▸ **Task goal**
Take each line containing "difficulties" and report it exactly as written.
● ● ●
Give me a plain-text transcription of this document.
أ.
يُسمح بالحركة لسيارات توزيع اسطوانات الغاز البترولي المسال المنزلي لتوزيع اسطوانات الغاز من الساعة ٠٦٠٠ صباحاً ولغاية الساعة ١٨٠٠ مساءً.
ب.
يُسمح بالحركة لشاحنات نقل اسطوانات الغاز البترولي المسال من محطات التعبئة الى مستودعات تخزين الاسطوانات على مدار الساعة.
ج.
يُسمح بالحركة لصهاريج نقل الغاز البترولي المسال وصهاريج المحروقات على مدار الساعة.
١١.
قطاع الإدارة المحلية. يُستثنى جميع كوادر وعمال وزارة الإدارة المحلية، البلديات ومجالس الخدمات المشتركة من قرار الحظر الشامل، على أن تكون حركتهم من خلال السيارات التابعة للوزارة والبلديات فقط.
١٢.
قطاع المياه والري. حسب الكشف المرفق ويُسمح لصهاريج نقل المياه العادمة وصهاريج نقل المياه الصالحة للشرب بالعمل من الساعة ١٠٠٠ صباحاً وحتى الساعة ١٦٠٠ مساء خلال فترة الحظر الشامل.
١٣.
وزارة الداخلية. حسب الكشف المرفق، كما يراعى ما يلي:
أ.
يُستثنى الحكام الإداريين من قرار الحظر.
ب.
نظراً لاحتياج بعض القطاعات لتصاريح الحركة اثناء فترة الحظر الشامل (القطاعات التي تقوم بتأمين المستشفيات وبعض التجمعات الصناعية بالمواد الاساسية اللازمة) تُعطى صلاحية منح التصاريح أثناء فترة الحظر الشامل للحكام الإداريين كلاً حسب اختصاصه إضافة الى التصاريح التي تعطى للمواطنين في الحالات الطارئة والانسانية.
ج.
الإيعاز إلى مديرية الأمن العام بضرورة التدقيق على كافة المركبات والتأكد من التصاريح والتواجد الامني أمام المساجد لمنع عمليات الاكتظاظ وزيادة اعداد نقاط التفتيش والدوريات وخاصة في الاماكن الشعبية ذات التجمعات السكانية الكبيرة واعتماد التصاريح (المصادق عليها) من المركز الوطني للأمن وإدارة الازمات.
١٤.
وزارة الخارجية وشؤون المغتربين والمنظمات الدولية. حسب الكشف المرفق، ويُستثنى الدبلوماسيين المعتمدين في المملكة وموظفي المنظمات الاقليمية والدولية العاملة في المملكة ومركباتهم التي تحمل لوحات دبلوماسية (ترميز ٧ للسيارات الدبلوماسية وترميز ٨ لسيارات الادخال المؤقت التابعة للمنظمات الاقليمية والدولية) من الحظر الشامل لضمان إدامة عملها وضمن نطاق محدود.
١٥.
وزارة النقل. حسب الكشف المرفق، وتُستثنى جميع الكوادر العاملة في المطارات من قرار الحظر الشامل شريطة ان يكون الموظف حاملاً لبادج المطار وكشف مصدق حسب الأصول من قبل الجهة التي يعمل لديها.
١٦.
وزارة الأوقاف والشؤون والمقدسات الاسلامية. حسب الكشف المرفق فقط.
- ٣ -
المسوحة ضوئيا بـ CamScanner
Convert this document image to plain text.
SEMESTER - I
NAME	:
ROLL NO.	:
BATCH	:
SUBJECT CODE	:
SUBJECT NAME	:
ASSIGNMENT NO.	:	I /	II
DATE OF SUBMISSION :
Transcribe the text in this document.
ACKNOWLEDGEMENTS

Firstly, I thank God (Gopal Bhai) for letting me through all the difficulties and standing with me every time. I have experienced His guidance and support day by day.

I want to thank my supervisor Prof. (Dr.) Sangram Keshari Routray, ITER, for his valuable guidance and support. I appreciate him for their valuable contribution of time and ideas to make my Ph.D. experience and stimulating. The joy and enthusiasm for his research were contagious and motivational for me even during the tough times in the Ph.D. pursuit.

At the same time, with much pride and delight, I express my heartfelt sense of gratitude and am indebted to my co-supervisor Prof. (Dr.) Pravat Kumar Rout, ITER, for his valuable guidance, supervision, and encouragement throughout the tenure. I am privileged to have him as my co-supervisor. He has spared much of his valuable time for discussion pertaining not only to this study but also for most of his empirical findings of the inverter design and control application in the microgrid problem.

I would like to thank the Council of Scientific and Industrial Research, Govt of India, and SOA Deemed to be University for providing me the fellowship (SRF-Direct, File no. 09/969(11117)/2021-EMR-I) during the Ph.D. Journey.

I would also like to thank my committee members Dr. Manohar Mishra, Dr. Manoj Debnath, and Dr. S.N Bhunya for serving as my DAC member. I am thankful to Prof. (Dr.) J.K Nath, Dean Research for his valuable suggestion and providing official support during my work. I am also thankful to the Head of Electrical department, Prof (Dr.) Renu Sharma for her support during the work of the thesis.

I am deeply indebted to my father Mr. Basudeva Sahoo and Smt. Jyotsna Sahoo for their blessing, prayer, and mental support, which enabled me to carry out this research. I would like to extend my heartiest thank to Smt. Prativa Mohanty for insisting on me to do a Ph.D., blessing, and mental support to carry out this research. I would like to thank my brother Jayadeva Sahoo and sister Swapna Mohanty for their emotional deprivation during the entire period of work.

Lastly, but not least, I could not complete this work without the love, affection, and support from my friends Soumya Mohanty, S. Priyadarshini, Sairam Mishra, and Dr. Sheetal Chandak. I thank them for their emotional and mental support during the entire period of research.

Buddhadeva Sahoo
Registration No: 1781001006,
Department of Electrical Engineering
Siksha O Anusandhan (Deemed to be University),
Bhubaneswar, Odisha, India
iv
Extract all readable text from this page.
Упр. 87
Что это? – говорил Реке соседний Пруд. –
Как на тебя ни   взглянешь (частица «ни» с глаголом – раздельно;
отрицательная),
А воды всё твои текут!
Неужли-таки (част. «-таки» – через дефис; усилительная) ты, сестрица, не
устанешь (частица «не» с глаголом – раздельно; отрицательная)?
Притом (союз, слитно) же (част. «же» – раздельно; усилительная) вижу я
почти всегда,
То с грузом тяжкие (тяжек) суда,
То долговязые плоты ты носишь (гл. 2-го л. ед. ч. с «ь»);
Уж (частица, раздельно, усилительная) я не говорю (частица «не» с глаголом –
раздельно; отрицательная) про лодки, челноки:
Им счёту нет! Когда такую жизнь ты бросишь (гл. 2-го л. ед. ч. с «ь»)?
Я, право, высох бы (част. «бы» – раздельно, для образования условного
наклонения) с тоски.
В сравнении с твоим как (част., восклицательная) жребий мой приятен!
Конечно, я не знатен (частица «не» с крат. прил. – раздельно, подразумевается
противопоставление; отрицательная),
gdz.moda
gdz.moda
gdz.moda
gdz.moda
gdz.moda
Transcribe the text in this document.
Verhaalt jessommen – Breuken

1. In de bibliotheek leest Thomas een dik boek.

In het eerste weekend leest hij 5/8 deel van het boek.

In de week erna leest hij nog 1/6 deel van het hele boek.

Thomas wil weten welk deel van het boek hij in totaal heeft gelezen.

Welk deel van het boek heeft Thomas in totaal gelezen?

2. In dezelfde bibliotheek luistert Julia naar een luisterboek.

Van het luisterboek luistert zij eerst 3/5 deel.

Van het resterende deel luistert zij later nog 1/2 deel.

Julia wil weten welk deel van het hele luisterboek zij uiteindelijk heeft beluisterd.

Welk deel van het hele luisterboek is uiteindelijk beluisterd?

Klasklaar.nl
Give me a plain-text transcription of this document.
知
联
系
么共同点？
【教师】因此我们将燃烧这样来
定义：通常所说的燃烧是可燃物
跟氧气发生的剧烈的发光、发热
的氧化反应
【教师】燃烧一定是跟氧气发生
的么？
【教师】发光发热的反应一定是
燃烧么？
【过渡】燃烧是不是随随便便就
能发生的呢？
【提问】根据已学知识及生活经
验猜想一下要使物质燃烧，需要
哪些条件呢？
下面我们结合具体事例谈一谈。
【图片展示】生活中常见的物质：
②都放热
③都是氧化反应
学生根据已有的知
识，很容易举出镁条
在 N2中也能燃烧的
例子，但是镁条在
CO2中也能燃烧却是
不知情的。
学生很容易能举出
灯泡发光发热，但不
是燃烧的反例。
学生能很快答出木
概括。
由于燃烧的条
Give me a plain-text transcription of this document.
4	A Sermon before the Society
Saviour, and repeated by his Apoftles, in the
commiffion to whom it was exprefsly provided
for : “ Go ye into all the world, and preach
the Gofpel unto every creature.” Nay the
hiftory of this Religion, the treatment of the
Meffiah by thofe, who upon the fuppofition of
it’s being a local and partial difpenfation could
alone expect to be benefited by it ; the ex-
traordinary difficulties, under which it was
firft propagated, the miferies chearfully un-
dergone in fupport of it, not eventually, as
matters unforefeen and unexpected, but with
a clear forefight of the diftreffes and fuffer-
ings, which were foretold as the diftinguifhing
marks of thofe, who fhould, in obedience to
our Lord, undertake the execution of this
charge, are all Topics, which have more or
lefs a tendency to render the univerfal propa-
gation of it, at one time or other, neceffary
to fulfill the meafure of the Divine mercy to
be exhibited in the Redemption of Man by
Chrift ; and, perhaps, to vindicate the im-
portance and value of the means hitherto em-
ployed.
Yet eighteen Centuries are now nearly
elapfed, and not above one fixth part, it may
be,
● ● ●
▸ **Result below**
Firstly, I thank God (Gopal Bhai) for letting me through all the difficulties and standing with me every time. I have experienced His guidance and support day by day.
traordinary difficulties, under which it was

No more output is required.